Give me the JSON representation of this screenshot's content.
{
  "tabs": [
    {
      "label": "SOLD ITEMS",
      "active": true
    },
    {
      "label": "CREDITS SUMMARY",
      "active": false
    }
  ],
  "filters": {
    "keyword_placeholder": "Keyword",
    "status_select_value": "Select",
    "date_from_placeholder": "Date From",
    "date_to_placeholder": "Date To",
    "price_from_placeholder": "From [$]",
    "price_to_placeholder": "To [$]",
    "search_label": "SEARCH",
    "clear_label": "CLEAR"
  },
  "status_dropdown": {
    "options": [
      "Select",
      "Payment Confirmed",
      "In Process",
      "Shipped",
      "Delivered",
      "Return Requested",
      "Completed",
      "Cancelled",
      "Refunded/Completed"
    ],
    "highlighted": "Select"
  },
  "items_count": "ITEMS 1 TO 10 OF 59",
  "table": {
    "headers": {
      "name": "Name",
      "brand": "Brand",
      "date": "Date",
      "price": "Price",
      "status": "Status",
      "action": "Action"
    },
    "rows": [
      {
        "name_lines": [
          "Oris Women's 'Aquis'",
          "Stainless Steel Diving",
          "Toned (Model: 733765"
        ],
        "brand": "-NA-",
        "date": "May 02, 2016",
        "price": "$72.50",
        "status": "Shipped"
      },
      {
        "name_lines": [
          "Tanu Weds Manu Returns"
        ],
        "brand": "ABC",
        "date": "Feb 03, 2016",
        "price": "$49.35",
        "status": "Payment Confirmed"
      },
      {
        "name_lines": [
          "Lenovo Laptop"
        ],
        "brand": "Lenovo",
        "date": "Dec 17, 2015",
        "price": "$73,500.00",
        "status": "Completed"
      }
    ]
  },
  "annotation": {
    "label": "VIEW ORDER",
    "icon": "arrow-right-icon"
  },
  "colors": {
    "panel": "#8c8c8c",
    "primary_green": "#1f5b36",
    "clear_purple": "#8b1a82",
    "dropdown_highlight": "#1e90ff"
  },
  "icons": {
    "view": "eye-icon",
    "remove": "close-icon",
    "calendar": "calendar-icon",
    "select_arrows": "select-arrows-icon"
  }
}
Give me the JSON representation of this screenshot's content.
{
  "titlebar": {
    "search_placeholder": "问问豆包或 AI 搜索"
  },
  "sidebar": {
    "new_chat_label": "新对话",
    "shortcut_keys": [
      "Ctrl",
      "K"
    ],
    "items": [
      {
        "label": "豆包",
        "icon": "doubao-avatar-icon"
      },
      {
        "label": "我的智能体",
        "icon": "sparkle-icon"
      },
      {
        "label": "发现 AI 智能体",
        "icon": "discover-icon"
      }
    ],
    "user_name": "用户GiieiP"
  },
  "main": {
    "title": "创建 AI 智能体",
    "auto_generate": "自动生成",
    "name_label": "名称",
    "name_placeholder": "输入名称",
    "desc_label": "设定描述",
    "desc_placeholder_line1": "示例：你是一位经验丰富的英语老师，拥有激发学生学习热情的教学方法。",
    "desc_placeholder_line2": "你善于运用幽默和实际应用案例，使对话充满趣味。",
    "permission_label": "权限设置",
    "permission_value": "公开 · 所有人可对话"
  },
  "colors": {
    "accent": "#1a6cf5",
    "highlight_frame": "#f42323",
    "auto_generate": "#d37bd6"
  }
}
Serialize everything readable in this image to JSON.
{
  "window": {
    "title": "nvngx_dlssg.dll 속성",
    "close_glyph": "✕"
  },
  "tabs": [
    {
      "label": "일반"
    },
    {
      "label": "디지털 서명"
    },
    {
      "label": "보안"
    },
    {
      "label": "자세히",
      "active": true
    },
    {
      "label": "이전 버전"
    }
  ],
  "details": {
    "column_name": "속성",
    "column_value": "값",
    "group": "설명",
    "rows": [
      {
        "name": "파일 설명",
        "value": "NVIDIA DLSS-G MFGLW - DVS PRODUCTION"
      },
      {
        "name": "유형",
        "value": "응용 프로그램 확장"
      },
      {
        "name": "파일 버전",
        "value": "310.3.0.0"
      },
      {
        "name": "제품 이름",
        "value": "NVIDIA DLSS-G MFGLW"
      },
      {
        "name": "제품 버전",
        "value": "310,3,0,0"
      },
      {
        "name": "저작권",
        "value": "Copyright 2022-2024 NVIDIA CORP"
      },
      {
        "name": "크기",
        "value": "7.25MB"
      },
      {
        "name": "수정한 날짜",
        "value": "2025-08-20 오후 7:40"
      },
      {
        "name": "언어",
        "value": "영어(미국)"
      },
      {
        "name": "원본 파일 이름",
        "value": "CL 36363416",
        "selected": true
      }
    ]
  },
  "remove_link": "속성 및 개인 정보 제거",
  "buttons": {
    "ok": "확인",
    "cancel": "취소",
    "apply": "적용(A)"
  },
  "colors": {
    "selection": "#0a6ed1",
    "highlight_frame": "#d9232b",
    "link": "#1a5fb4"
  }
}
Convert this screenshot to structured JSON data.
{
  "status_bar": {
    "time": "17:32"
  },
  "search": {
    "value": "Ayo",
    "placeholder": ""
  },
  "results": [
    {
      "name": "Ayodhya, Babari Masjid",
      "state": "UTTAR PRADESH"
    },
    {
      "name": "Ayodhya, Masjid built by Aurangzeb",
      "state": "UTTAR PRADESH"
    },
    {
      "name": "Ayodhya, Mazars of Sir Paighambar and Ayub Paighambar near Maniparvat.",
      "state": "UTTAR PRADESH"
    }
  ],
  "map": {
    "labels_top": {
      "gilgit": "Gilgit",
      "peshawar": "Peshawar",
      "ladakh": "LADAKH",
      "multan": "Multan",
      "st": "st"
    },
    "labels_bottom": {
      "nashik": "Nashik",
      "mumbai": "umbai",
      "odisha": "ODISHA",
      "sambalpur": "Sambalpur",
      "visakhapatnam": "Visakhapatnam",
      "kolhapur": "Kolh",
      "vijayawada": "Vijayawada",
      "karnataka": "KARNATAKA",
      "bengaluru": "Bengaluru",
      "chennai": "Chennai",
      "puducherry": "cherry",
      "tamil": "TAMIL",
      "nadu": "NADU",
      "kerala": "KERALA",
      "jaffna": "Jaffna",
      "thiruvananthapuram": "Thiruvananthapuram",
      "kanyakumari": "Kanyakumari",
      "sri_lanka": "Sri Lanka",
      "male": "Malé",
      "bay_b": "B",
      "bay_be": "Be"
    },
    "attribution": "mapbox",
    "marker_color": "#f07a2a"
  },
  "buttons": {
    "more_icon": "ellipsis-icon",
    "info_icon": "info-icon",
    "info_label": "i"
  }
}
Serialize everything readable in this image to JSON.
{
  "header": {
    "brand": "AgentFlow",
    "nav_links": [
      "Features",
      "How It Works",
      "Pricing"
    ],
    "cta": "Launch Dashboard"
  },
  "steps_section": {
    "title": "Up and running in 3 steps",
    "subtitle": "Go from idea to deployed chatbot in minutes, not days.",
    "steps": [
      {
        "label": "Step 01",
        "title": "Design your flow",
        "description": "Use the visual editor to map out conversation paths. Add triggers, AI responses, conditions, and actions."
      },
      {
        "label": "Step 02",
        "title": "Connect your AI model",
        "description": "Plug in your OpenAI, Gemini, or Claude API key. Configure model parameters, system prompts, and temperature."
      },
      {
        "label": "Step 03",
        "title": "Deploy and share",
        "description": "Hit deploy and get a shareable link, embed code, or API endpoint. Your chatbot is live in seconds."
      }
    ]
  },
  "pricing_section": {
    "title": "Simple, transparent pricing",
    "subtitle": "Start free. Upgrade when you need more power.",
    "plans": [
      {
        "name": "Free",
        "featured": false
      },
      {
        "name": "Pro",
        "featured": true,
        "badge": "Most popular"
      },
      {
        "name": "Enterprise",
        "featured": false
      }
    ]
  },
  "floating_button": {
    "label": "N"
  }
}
⁂
> To do
Exactly reproduce every line of the data above.

> Answer below
Give me the JSON representation of this screenshot's content.
{
  "tabs": [
    {
      "label": "SOLD ITEMS",
      "active": true
    },
    {
      "label": "CREDITS SUMMARY",
      "active": false
    }
  ],
  "filters": {
    "keyword_placeholder": "Keyword",
    "status_select_value": "Select",
    "date_from_placeholder": "Date From",
    "date_to_placeholder": "Date To",
    "price_from_placeholder": "From [$]",
    "price_to_placeholder": "To [$]",
    "search_label": "SEARCH",
    "clear_label": "CLEAR"
  },
  "status_dropdown": {
    "options": [
      "Select",
      "Payment Confirmed",
      "In Process",
      "Shipped",
      "Delivered",
      "Return Requested",
      "Completed",
      "Cancelled",
      "Refunded/Completed"
    ],
    "highlighted": "Select"
  },
  "items_count": "ITEMS 1 TO 10 OF 59",
  "table": {
    "headers": {
      "name": "Name",
      "brand": "Brand",
      "date": "Date",
      "price": "Price",
      "status": "Status",
      "action": "Action"
    },
    "rows": [
      {
        "name_lines": [
          "Oris Women's 'Aquis'",
          "Stainless Steel Diving",
          "Toned (Model: 733765"
        ],
        "brand": "-NA-",
        "date": "May 02, 2016",
        "price": "$72.50",
        "status": "Shipped"
      },
      {
        "name_lines": [
          "Tanu Weds Manu Returns"
        ],
        "brand": "ABC",
        "date": "Feb 03, 2016",
        "price": "$49.35",
        "status": "Payment Confirmed"
      },
      {
        "name_lines": [
          "Lenovo Laptop"
        ],
        "brand": "Lenovo",
        "date": "Dec 17, 2015",
        "price": "$73,500.00",
        "status": "Completed"
      }
    ]
  },
  "annotation": {
    "label": "VIEW ORDER",
    "icon": "arrow-right-icon"
  },
  "colors": {
    "panel": "#8c8c8c",
    "primary_green": "#1f5b36",
    "clear_purple": "#8b1a82",
    "dropdown_highlight": "#1e90ff"
  },
  "icons": {
    "view": "eye-icon",
    "remove": "close-icon",
    "calendar": "calendar-icon",
    "select_arrows": "select-arrows-icon"
  }
}
Give me the JSON representation of this screenshot's content.
{
  "titlebar": {
    "search_placeholder": "问问豆包或 AI 搜索"
  },
  "sidebar": {
    "new_chat_label": "新对话",
    "shortcut_keys": [
      "Ctrl",
      "K"
    ],
    "items": [
      {
        "label": "豆包",
        "icon": "doubao-avatar-icon"
      },
      {
        "label": "我的智能体",
        "icon": "sparkle-icon"
      },
      {
        "label": "发现 AI 智能体",
        "icon": "discover-icon"
      }
    ],
    "user_name": "用户GiieiP"
  },
  "main": {
    "title": "创建 AI 智能体",
    "auto_generate": "自动生成",
    "name_label": "名称",
    "name_placeholder": "输入名称",
    "desc_label": "设定描述",
    "desc_placeholder_line1": "示例：你是一位经验丰富的英语老师，拥有激发学生学习热情的教学方法。",
    "desc_placeholder_line2": "你善于运用幽默和实际应用案例，使对话充满趣味。",
    "permission_label": "权限设置",
    "permission_value": "公开 · 所有人可对话"
  },
  "colors": {
    "accent": "#1a6cf5",
    "highlight_frame": "#f42323",
    "auto_generate": "#d37bd6"
  }
}
Serialize everything readable in this image to JSON.
{
  "window": {
    "title": "nvngx_dlssg.dll 속성",
    "close_glyph": "✕"
  },
  "tabs": [
    {
      "label": "일반"
    },
    {
      "label": "디지털 서명"
    },
    {
      "label": "보안"
    },
    {
      "label": "자세히",
      "active": true
    },
    {
      "label": "이전 버전"
    }
  ],
  "details": {
    "column_name": "속성",
    "column_value": "값",
    "group": "설명",
    "rows": [
      {
        "name": "파일 설명",
        "value": "NVIDIA DLSS-G MFGLW - DVS PRODUCTION"
      },
      {
        "name": "유형",
        "value": "응용 프로그램 확장"
      },
      {
        "name": "파일 버전",
        "value": "310.3.0.0"
      },
      {
        "name": "제품 이름",
        "value": "NVIDIA DLSS-G MFGLW"
      },
      {
        "name": "제품 버전",
        "value": "310,3,0,0"
      },
      {
        "name": "저작권",
        "value": "Copyright 2022-2024 NVIDIA CORP"
      },
      {
        "name": "크기",
        "value": "7.25MB"
      },
      {
        "name": "수정한 날짜",
        "value": "2025-08-20 오후 7:40"
      },
      {
        "name": "언어",
        "value": "영어(미국)"
      },
      {
        "name": "원본 파일 이름",
        "value": "CL 36363416",
        "selected": true
      }
    ]
  },
  "remove_link": "속성 및 개인 정보 제거",
  "buttons": {
    "ok": "확인",
    "cancel": "취소",
    "apply": "적용(A)"
  },
  "colors": {
    "selection": "#0a6ed1",
    "highlight_frame": "#d9232b",
    "link": "#1a5fb4"
  }
}
Convert this screenshot to structured JSON data.
{
  "status_bar": {
    "time": "17:32"
  },
  "search": {
    "value": "Ayo",
    "placeholder": ""
  },
  "results": [
    {
      "name": "Ayodhya, Babari Masjid",
      "state": "UTTAR PRADESH"
    },
    {
      "name": "Ayodhya, Masjid built by Aurangzeb",
      "state": "UTTAR PRADESH"
    },
    {
      "name": "Ayodhya, Mazars of Sir Paighambar and Ayub Paighambar near Maniparvat.",
      "state": "UTTAR PRADESH"
    }
  ],
  "map": {
    "labels_top": {
      "gilgit": "Gilgit",
      "peshawar": "Peshawar",
      "ladakh": "LADAKH",
      "multan": "Multan",
      "st": "st"
    },
    "labels_bottom": {
      "nashik": "Nashik",
      "mumbai": "umbai",
      "odisha": "ODISHA",
      "sambalpur": "Sambalpur",
      "visakhapatnam": "Visakhapatnam",
      "kolhapur": "Kolh",
      "vijayawada": "Vijayawada",
      "karnataka": "KARNATAKA",
      "bengaluru": "Bengaluru",
      "chennai": "Chennai",
      "puducherry": "cherry",
      "tamil": "TAMIL",
      "nadu": "NADU",
      "kerala": "KERALA",
      "jaffna": "Jaffna",
      "thiruvananthapuram": "Thiruvananthapuram",
      "kanyakumari": "Kanyakumari",
      "sri_lanka": "Sri Lanka",
      "male": "Malé",
      "bay_b": "B",
      "bay_be": "Be"
    },
    "attribution": "mapbox",
    "marker_color": "#f07a2a"
  },
  "buttons": {
    "more_icon": "ellipsis-icon",
    "info_icon": "info-icon",
    "info_label": "i"
  }
}
Serialize everything readable in this image to JSON.
{
  "header": {
    "brand": "AgentFlow",
    "nav_links": [
      "Features",
      "How It Works",
      "Pricing"
    ],
    "cta": "Launch Dashboard"
  },
  "steps_section": {
    "title": "Up and running in 3 steps",
    "subtitle": "Go from idea to deployed chatbot in minutes, not days.",
    "steps": [
      {
        "label": "Step 01",
        "title": "Design your flow",
        "description": "Use the visual editor to map out conversation paths. Add triggers, AI responses, conditions, and actions."
      },
      {
        "label": "Step 02",
        "title": "Connect your AI model",
        "description": "Plug in your OpenAI, Gemini, or Claude API key. Configure model parameters, system prompts, and temperature."
      },
      {
        "label": "Step 03",
        "title": "Deploy and share",
        "description": "Hit deploy and get a shareable link, embed code, or API endpoint. Your chatbot is live in seconds."
      }
    ]
  },
  "pricing_section": {
    "title": "Simple, transparent pricing",
    "subtitle": "Start free. Upgrade when you need more power.",
    "plans": [
      {
        "name": "Free",
        "featured": false
      },
      {
        "name": "Pro",
        "featured": true,
        "badge": "Most popular"
      },
      {
        "name": "Enterprise",
        "featured": false
      }
    ]
  },
  "floating_button": {
    "label": "N"
  }
}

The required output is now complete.